• GIVEN DATA:
+ + +

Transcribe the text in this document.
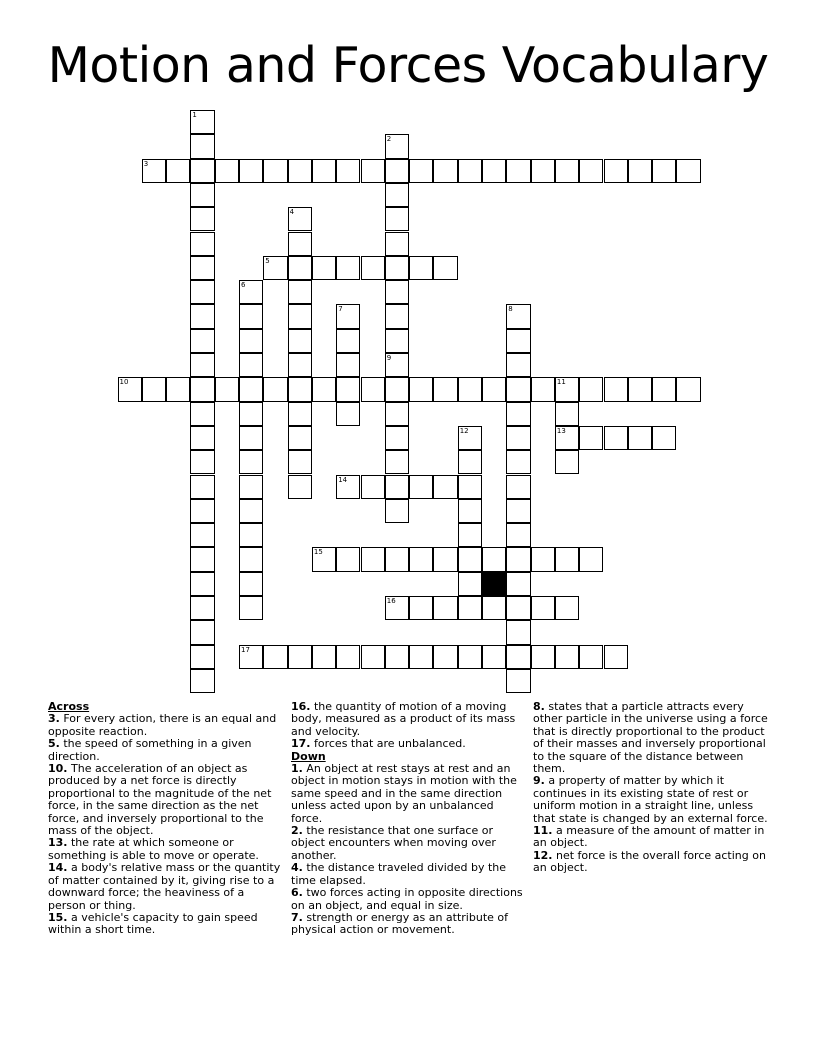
Motion and Forces Vocabulary
1
2
3
4
5
6
7	8
9
10	11
13
12
14
15
16
17
Across
3. For every action, there is an equal and opposite reaction.
5. the speed of something in a given direction.
10. The acceleration of an object as produced by a net force is directly proportional to the magnitude of the net force, in the same direction as the net force, and inversely proportional to the mass of the object.
13. the rate at which someone or something is able to move or operate.
14. a body's relative mass or the quantity of matter contained by it, giving rise to a downward force; the heaviness of a person or thing.
15. a vehicle's capacity to gain speed within a short time.
16. the quantity of motion of a moving body, measured as a product of its mass and velocity.
17. forces that are unbalanced.
Down
1. An object at rest stays at rest and an object in motion stays in motion with the same speed and in the same direction unless acted upon by an unbalanced force.
2. the resistance that one surface or object encounters when moving over another.
4. the distance traveled divided by the time elapsed.
6. two forces acting in opposite directions on an object, and equal in size.
7. strength or energy as an attribute of physical action or movement.
8. states that a particle attracts every other particle in the universe using a force that is directly proportional to the product of their masses and inversely proportional to the square of the distance between them.
9. a property of matter by which it continues in its existing state of rest or uniform motion in a straight line, unless that state is changed by an external force.
11. a measure of the amount of matter in an object.
12. net force is the overall force acting on an object.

+ + +

• OBJECTIVE: Reproduce all of the data exactly; the pictures do not belong in the copy.

• WRITTEN SOLUTION:
Transcribe the text in this document.
Motion and Forces Vocabulary
1
2
3
4
5
6
7	8
9
10	11
13
12
14
15
16
17
Across
3. For every action, there is an equal and opposite reaction.
5. the speed of something in a given direction.
10. The acceleration of an object as produced by a net force is directly proportional to the magnitude of the net force, in the same direction as the net force, and inversely proportional to the mass of the object.
13. the rate at which someone or something is able to move or operate.
14. a body's relative mass or the quantity of matter contained by it, giving rise to a downward force; the heaviness of a person or thing.
15. a vehicle's capacity to gain speed within a short time.
16. the quantity of motion of a moving body, measured as a product of its mass and velocity.
17. forces that are unbalanced.
Down
1. An object at rest stays at rest and an object in motion stays in motion with the same speed and in the same direction unless acted upon by an unbalanced force.
2. the resistance that one surface or object encounters when moving over another.
4. the distance traveled divided by the time elapsed.
6. two forces acting in opposite directions on an object, and equal in size.
7. strength or energy as an attribute of physical action or movement.
8. states that a particle attracts every other particle in the universe using a force that is directly proportional to the product of their masses and inversely proportional to the square of the distance between them.
9. a property of matter by which it continues in its existing state of rest or uniform motion in a straight line, unless that state is changed by an external force.
11. a measure of the amount of matter in an object.
12. net force is the overall force acting on an object.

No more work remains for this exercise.